## What you need to do
Extract from the listing each line in which the word "hereinafter" appears.

## Stored data
* begin *

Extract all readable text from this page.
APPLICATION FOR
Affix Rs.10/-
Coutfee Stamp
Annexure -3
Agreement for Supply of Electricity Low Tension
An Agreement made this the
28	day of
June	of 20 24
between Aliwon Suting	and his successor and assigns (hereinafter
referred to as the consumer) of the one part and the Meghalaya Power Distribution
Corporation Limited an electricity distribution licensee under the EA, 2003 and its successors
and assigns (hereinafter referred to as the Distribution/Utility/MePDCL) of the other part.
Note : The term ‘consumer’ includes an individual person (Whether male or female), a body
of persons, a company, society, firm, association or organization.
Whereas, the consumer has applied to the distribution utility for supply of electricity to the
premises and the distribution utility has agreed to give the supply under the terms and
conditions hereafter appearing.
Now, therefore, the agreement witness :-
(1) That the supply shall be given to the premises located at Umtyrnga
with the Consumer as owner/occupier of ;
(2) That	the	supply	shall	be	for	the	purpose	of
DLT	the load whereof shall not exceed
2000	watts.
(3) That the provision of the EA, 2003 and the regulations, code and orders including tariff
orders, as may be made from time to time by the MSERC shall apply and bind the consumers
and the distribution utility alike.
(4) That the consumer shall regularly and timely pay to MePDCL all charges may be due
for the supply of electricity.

* end *

## Solution to the problem
between Aliwon Suting	and his successor and assigns (hereinafter
and assigns (hereinafter referred to as the Distribution/Utility/MePDCL) of the other part.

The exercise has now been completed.